→ Short task
Transcribe the records that follow. Keep every word exactly, and drop the pictures.

→ Provided data
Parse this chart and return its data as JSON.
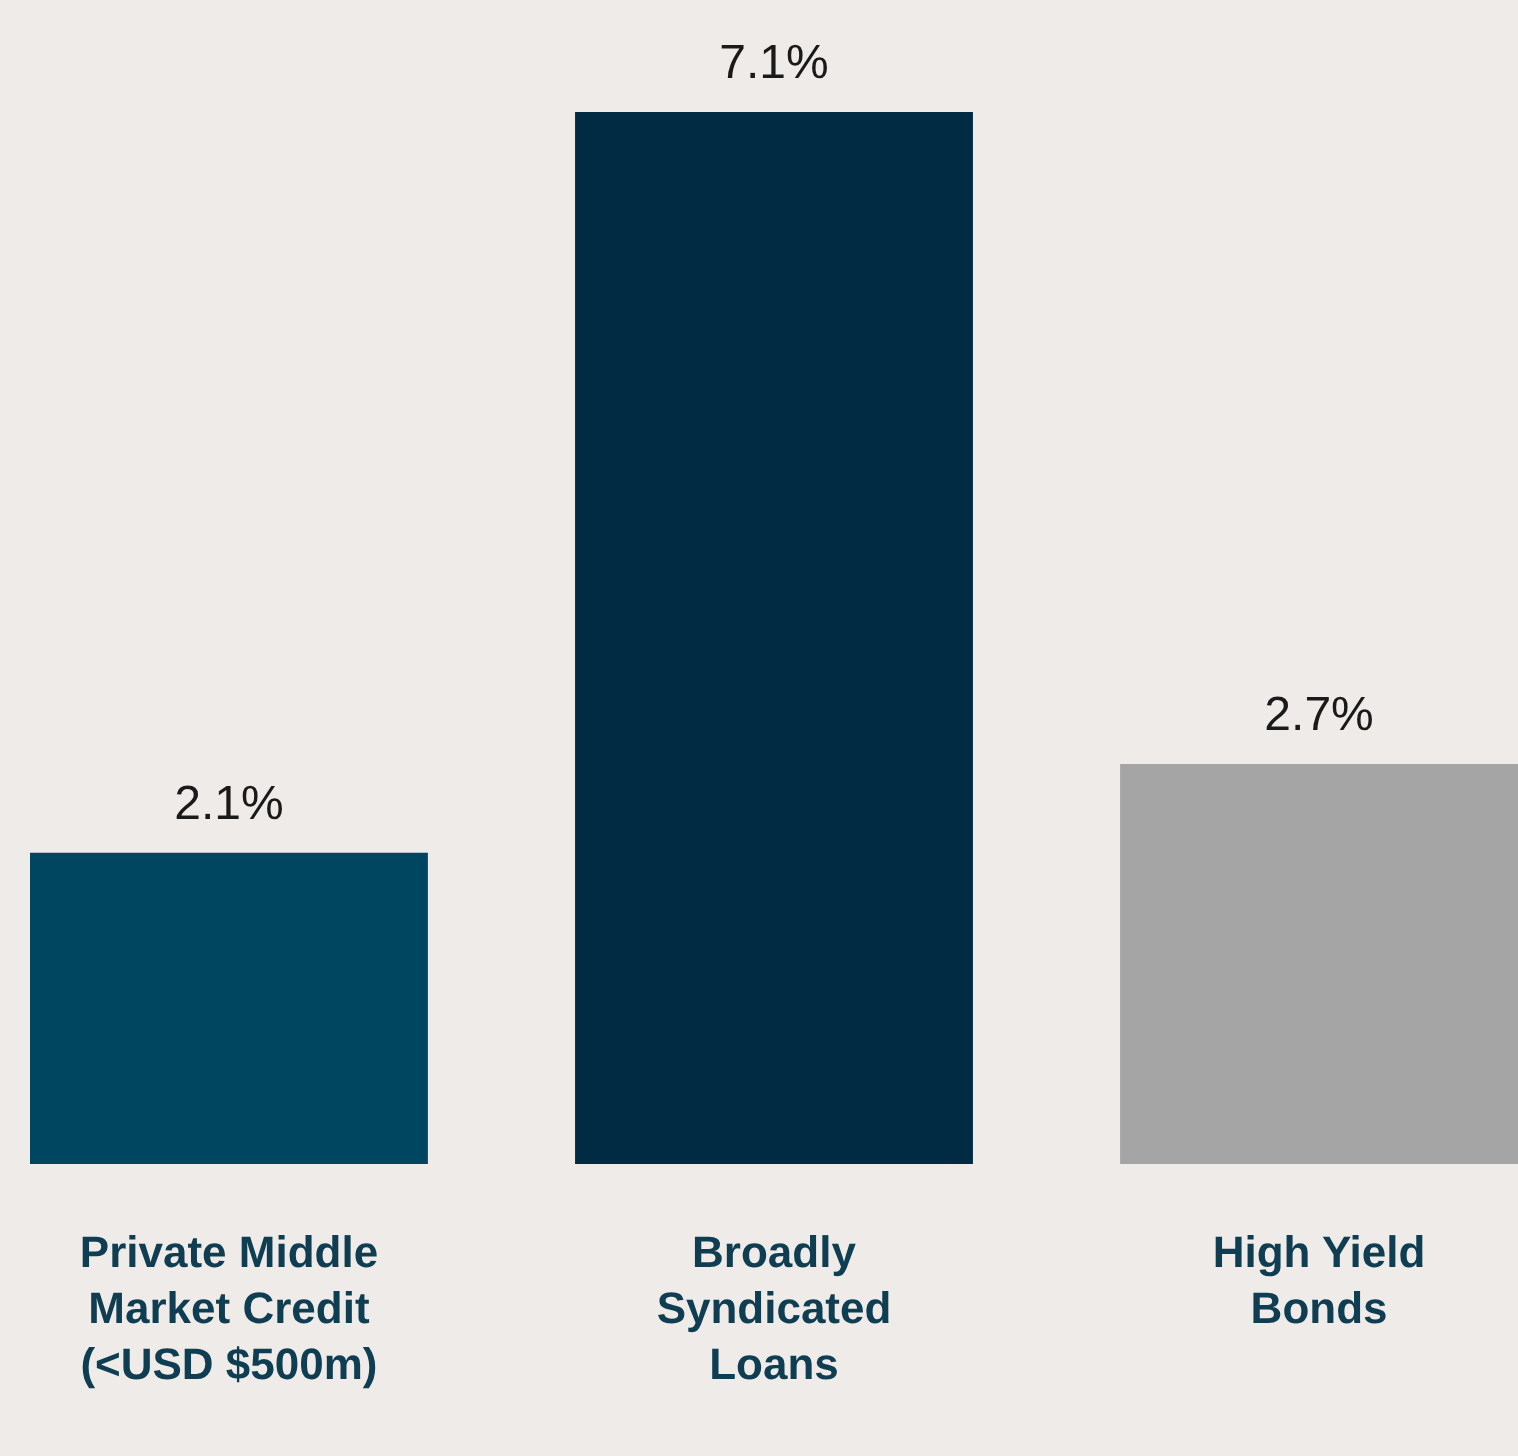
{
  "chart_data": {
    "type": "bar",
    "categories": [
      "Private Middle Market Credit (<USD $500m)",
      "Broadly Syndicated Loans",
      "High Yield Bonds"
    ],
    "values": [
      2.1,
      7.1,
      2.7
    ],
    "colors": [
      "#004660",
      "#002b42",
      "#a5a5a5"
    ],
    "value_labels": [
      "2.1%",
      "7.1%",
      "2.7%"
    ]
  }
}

→ The response
Parse this chart and return its data as JSON.
{
  "chart_data": {
    "type": "bar",
    "categories": [
      "Private Middle Market Credit (<USD $500m)",
      "Broadly Syndicated Loans",
      "High Yield Bonds"
    ],
    "values": [
      2.1,
      7.1,
      2.7
    ],
    "colors": [
      "#004660",
      "#002b42",
      "#a5a5a5"
    ],
    "value_labels": [
      "2.1%",
      "7.1%",
      "2.7%"
    ]
  }
}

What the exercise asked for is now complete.